§ TASK DETAILS:
Reproduce every entry exactly, without alteration.
--- start ---
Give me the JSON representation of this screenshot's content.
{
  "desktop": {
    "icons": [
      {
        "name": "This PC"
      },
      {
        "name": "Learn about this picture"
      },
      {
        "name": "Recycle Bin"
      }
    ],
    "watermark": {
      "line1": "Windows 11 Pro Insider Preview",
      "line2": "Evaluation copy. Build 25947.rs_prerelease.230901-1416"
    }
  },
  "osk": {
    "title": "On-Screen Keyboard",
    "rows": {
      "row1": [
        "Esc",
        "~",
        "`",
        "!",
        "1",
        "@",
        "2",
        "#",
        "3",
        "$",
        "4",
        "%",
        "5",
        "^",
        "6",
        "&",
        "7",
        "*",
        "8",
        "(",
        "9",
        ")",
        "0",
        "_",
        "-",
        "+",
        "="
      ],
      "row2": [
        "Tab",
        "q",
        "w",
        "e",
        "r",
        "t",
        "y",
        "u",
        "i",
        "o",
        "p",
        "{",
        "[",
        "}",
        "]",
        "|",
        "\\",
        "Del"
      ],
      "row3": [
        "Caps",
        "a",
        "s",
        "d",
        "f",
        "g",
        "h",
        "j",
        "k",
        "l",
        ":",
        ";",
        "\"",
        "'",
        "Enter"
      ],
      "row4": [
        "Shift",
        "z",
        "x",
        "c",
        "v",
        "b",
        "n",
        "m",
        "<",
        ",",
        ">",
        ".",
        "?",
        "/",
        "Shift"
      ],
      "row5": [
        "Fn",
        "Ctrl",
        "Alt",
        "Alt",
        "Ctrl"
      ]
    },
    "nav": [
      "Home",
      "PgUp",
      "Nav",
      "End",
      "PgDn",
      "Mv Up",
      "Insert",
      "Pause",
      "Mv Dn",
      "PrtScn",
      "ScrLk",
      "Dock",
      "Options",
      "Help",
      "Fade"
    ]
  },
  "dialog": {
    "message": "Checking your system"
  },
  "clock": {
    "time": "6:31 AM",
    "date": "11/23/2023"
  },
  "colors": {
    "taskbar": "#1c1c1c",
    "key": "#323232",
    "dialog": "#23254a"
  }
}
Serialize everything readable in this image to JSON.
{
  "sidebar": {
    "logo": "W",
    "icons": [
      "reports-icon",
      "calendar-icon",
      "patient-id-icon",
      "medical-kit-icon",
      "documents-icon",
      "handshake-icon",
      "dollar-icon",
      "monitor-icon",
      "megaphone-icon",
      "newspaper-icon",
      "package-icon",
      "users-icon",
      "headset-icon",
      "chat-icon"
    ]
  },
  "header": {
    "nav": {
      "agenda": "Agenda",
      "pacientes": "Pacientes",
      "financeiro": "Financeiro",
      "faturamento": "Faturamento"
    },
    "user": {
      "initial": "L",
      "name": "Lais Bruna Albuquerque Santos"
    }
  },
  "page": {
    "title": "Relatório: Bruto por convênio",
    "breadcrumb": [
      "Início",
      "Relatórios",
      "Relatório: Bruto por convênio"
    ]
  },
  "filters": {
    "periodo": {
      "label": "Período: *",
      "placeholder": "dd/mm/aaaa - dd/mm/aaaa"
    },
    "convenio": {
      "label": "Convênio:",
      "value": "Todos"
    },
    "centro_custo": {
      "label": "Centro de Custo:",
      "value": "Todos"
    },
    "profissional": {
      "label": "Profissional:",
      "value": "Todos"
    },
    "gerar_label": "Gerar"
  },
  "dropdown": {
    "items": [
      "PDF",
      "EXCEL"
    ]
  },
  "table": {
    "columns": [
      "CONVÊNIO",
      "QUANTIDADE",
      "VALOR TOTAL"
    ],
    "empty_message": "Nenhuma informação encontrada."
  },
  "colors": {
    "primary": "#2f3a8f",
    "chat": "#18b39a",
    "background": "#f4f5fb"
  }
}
--- end ---
§ FULL OUTPUT:
Give me the JSON representation of this screenshot's content.
{
  "desktop": {
    "icons": [
      {
        "name": "This PC"
      },
      {
        "name": "Learn about this picture"
      },
      {
        "name": "Recycle Bin"
      }
    ],
    "watermark": {
      "line1": "Windows 11 Pro Insider Preview",
      "line2": "Evaluation copy. Build 25947.rs_prerelease.230901-1416"
    }
  },
  "osk": {
    "title": "On-Screen Keyboard",
    "rows": {
      "row1": [
        "Esc",
        "~",
        "`",
        "!",
        "1",
        "@",
        "2",
        "#",
        "3",
        "$",
        "4",
        "%",
        "5",
        "^",
        "6",
        "&",
        "7",
        "*",
        "8",
        "(",
        "9",
        ")",
        "0",
        "_",
        "-",
        "+",
        "="
      ],
      "row2": [
        "Tab",
        "q",
        "w",
        "e",
        "r",
        "t",
        "y",
        "u",
        "i",
        "o",
        "p",
        "{",
        "[",
        "}",
        "]",
        "|",
        "\\",
        "Del"
      ],
      "row3": [
        "Caps",
        "a",
        "s",
        "d",
        "f",
        "g",
        "h",
        "j",
        "k",
        "l",
        ":",
        ";",
        "\"",
        "'",
        "Enter"
      ],
      "row4": [
        "Shift",
        "z",
        "x",
        "c",
        "v",
        "b",
        "n",
        "m",
        "<",
        ",",
        ">",
        ".",
        "?",
        "/",
        "Shift"
      ],
      "row5": [
        "Fn",
        "Ctrl",
        "Alt",
        "Alt",
        "Ctrl"
      ]
    },
    "nav": [
      "Home",
      "PgUp",
      "Nav",
      "End",
      "PgDn",
      "Mv Up",
      "Insert",
      "Pause",
      "Mv Dn",
      "PrtScn",
      "ScrLk",
      "Dock",
      "Options",
      "Help",
      "Fade"
    ]
  },
  "dialog": {
    "message": "Checking your system"
  },
  "clock": {
    "time": "6:31 AM",
    "date": "11/23/2023"
  },
  "colors": {
    "taskbar": "#1c1c1c",
    "key": "#323232",
    "dialog": "#23254a"
  }
}
Serialize everything readable in this image to JSON.
{
  "sidebar": {
    "logo": "W",
    "icons": [
      "reports-icon",
      "calendar-icon",
      "patient-id-icon",
      "medical-kit-icon",
      "documents-icon",
      "handshake-icon",
      "dollar-icon",
      "monitor-icon",
      "megaphone-icon",
      "newspaper-icon",
      "package-icon",
      "users-icon",
      "headset-icon",
      "chat-icon"
    ]
  },
  "header": {
    "nav": {
      "agenda": "Agenda",
      "pacientes": "Pacientes",
      "financeiro": "Financeiro",
      "faturamento": "Faturamento"
    },
    "user": {
      "initial": "L",
      "name": "Lais Bruna Albuquerque Santos"
    }
  },
  "page": {
    "title": "Relatório: Bruto por convênio",
    "breadcrumb": [
      "Início",
      "Relatórios",
      "Relatório: Bruto por convênio"
    ]
  },
  "filters": {
    "periodo": {
      "label": "Período: *",
      "placeholder": "dd/mm/aaaa - dd/mm/aaaa"
    },
    "convenio": {
      "label": "Convênio:",
      "value": "Todos"
    },
    "centro_custo": {
      "label": "Centro de Custo:",
      "value": "Todos"
    },
    "profissional": {
      "label": "Profissional:",
      "value": "Todos"
    },
    "gerar_label": "Gerar"
  },
  "dropdown": {
    "items": [
      "PDF",
      "EXCEL"
    ]
  },
  "table": {
    "columns": [
      "CONVÊNIO",
      "QUANTIDADE",
      "VALOR TOTAL"
    ],
    "empty_message": "Nenhuma informação encontrada."
  },
  "colors": {
    "primary": "#2f3a8f",
    "chat": "#18b39a",
    "background": "#f4f5fb"
  }
}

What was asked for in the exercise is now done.